(DIRECTION) Extract each line of the records below that contains the word "breadcrumb".

>> START STORED ROWS

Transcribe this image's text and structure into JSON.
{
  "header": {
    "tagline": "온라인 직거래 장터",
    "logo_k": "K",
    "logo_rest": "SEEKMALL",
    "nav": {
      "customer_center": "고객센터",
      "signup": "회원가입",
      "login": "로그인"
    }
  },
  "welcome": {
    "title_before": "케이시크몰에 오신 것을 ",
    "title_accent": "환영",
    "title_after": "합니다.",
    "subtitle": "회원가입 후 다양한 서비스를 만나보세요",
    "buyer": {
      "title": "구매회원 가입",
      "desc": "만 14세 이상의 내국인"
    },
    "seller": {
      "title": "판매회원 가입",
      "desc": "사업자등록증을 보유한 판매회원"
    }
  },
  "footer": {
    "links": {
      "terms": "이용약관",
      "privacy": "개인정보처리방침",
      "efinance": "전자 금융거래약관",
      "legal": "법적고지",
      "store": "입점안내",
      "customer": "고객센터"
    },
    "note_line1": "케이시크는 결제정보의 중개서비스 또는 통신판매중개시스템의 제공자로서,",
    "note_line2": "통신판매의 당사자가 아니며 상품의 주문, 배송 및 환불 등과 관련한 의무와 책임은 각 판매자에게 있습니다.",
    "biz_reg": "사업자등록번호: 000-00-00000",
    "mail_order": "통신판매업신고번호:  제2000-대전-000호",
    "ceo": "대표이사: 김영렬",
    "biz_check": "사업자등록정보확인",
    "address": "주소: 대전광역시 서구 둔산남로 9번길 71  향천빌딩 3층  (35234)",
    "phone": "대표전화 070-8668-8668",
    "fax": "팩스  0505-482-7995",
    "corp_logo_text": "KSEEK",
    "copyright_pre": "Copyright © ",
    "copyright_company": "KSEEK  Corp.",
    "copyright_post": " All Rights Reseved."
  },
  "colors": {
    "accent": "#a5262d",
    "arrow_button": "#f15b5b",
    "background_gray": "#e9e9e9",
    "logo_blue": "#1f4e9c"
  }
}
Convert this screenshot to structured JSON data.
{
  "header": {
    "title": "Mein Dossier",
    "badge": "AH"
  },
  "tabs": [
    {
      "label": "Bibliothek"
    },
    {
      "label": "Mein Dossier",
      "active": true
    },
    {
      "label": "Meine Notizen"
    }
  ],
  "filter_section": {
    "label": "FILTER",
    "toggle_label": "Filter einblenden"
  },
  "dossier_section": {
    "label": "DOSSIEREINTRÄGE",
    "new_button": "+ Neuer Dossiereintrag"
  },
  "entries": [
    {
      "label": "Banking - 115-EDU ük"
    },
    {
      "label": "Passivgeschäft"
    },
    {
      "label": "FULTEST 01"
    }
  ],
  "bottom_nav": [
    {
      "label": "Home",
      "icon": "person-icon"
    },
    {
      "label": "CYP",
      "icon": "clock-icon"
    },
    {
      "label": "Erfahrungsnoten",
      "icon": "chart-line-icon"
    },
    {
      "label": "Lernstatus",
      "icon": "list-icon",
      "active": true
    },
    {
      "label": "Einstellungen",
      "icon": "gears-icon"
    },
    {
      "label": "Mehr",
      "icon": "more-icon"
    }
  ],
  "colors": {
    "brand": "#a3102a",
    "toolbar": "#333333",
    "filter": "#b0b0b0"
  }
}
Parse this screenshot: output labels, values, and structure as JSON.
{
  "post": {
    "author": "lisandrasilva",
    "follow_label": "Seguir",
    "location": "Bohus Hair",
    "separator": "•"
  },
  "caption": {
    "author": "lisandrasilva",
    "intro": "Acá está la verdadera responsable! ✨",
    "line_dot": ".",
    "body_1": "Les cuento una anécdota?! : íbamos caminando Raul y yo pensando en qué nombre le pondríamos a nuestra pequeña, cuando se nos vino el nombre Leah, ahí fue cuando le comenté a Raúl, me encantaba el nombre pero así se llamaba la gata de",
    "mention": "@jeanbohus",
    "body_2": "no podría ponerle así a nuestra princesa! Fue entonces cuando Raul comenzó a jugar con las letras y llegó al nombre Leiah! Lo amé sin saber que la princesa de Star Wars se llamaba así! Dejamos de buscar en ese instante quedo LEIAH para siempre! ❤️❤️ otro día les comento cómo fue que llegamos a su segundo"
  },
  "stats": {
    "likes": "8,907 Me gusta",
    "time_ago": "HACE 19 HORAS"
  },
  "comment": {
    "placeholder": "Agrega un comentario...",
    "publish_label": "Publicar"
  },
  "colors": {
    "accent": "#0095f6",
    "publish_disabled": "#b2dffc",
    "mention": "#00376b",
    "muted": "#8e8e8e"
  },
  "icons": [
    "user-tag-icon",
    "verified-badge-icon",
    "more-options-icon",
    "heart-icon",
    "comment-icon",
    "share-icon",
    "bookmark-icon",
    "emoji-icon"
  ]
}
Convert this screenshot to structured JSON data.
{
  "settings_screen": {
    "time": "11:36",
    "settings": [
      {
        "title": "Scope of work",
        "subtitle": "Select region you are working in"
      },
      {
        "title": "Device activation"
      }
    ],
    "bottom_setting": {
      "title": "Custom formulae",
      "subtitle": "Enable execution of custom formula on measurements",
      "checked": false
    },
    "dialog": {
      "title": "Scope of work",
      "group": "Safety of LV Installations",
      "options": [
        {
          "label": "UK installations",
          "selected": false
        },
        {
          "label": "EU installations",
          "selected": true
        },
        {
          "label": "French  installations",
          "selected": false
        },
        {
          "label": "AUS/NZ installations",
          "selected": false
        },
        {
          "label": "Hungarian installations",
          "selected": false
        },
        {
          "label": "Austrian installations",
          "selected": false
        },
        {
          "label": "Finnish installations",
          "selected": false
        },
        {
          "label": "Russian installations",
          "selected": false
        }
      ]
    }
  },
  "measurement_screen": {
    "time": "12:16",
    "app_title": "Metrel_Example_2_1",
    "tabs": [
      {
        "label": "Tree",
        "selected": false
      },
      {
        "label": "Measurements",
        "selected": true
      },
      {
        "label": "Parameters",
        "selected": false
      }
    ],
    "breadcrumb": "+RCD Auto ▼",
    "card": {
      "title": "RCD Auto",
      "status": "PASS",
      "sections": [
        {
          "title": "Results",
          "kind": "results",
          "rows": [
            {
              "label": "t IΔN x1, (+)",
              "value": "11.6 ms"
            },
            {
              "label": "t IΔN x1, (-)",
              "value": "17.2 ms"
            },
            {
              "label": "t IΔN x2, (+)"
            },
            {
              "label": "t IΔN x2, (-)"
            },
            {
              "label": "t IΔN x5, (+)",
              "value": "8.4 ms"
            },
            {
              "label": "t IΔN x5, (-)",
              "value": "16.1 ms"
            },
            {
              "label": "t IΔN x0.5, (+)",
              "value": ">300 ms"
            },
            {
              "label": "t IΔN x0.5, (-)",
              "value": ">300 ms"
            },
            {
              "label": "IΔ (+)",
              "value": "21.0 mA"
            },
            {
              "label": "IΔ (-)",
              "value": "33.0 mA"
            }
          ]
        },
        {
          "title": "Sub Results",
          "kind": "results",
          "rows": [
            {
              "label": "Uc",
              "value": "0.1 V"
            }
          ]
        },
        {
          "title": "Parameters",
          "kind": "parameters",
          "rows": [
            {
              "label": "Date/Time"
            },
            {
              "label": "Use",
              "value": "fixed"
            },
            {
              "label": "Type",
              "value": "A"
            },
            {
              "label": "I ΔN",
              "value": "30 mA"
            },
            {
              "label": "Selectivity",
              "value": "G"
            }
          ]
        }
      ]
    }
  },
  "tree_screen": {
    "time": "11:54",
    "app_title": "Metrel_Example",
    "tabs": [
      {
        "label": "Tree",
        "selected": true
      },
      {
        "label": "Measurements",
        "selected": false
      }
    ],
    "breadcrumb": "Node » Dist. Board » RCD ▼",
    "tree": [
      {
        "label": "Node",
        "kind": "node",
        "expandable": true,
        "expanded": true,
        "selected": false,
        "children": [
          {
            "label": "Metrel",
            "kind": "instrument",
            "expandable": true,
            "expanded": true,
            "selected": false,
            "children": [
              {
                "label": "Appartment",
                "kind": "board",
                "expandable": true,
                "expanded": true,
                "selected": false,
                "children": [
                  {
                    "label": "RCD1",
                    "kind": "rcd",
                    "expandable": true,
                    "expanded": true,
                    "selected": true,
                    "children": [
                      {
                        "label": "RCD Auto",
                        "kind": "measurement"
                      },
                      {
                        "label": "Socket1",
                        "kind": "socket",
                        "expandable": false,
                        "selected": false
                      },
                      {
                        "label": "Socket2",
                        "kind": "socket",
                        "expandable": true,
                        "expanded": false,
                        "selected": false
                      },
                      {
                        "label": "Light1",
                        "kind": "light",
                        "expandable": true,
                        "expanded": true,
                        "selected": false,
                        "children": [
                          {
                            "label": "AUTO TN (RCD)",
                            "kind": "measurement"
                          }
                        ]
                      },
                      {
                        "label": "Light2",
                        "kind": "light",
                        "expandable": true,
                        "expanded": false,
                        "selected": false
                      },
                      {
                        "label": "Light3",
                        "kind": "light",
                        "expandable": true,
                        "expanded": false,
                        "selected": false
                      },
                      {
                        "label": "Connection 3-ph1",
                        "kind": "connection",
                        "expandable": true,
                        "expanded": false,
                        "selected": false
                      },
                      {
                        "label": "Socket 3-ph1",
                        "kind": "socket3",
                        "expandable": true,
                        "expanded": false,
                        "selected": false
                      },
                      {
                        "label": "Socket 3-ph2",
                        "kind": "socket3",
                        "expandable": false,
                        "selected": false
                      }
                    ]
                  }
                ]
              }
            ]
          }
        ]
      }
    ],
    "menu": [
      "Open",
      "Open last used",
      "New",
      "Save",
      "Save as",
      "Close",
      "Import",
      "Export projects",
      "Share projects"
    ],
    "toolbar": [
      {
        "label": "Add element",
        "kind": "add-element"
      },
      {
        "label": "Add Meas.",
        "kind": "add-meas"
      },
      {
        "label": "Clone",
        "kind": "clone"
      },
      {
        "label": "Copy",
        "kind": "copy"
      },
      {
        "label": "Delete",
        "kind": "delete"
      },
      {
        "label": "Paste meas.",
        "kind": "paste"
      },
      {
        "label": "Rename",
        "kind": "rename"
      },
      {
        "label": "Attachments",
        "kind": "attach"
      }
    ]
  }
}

>> END STORED ROWS

(THE REPLY)
    "breadcrumb": "+RCD Auto ▼",
    "breadcrumb": "Node » Dist. Board » RCD ▼",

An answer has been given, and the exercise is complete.